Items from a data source
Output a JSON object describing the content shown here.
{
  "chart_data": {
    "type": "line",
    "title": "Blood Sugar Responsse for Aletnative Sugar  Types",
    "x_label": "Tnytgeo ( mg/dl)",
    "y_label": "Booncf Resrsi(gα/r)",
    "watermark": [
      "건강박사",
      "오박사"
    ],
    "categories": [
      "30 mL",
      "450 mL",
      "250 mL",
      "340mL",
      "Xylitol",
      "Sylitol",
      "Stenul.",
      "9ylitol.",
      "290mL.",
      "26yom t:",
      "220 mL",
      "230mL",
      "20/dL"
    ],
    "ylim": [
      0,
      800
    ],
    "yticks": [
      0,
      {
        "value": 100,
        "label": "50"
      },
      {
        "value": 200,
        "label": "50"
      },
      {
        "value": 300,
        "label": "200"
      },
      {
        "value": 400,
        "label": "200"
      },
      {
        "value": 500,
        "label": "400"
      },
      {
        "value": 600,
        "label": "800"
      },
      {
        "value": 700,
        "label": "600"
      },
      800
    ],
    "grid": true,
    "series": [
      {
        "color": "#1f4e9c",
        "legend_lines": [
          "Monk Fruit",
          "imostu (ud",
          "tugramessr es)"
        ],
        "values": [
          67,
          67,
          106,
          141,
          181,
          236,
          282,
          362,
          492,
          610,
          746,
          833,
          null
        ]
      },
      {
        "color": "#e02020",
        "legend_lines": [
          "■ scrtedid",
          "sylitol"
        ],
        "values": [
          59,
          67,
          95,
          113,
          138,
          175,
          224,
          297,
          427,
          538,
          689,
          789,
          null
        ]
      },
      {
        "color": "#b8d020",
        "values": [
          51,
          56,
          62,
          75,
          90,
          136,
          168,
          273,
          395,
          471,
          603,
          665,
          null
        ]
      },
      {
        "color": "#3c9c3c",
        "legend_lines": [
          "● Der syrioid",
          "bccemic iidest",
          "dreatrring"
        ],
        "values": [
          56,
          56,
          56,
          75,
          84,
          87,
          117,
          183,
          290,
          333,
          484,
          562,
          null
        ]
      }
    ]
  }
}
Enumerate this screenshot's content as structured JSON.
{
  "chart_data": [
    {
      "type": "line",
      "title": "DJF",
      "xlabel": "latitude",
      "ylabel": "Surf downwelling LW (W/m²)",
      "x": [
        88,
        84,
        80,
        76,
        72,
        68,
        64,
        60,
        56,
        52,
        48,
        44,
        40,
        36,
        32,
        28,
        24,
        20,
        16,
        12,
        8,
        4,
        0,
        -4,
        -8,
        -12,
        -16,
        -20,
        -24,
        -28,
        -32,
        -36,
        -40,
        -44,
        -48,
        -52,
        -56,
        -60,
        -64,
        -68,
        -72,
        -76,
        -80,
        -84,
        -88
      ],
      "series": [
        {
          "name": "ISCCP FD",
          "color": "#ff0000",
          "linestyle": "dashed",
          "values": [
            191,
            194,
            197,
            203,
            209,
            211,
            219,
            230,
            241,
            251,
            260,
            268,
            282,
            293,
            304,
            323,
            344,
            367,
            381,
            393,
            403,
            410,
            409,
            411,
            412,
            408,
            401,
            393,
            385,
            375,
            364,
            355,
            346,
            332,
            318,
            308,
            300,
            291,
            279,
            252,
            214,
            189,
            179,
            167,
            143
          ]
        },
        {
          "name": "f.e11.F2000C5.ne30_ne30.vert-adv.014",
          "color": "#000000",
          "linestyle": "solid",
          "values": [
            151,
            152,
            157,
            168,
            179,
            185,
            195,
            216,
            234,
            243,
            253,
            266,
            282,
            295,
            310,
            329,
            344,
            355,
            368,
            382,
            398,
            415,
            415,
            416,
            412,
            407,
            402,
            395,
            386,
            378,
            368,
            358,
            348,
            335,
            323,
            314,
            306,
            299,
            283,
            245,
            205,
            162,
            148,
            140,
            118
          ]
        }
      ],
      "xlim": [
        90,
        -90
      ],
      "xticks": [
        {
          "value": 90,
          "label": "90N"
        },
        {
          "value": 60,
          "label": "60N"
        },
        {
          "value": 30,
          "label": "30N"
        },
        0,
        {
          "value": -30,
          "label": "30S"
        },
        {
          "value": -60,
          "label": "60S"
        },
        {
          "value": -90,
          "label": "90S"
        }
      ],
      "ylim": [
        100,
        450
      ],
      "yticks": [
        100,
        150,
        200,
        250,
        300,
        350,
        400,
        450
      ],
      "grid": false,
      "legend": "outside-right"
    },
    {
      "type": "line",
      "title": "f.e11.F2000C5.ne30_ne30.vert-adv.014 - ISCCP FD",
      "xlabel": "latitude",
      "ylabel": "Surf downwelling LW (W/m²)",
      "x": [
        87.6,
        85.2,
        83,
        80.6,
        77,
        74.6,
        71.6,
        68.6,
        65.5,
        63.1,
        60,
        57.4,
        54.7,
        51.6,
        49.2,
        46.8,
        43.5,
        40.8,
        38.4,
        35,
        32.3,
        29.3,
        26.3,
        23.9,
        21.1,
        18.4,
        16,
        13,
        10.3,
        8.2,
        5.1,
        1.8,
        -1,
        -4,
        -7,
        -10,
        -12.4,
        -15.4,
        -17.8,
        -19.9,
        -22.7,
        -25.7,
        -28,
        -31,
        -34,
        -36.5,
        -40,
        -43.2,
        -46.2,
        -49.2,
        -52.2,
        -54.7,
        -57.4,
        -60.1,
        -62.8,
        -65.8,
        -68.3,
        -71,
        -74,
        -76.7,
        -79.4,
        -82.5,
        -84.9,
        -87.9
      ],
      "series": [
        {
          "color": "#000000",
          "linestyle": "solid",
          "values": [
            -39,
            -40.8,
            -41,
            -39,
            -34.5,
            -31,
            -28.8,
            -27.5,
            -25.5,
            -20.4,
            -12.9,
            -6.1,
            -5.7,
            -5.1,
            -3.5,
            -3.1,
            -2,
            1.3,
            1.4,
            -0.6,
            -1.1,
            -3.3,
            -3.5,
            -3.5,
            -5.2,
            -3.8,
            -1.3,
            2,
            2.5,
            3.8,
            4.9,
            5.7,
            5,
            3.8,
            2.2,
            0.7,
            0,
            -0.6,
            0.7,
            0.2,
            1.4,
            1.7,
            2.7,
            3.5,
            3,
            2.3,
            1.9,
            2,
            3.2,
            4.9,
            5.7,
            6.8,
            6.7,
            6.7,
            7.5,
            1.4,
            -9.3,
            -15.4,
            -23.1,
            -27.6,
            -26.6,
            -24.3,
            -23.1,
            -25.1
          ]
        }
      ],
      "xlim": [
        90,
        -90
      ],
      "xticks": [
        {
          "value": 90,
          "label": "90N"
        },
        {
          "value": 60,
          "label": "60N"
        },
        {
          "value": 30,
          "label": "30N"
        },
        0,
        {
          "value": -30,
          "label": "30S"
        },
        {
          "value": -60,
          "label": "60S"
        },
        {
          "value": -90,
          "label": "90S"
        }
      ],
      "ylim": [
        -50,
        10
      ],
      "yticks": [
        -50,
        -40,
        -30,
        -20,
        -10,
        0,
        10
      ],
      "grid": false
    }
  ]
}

> Problem statement:
From the entries above, select each line containing the string "ISCCP".

> Output below:
          "name": "ISCCP FD",
      "title": "f.e11.F2000C5.ne30_ne30.vert-adv.014 - ISCCP FD",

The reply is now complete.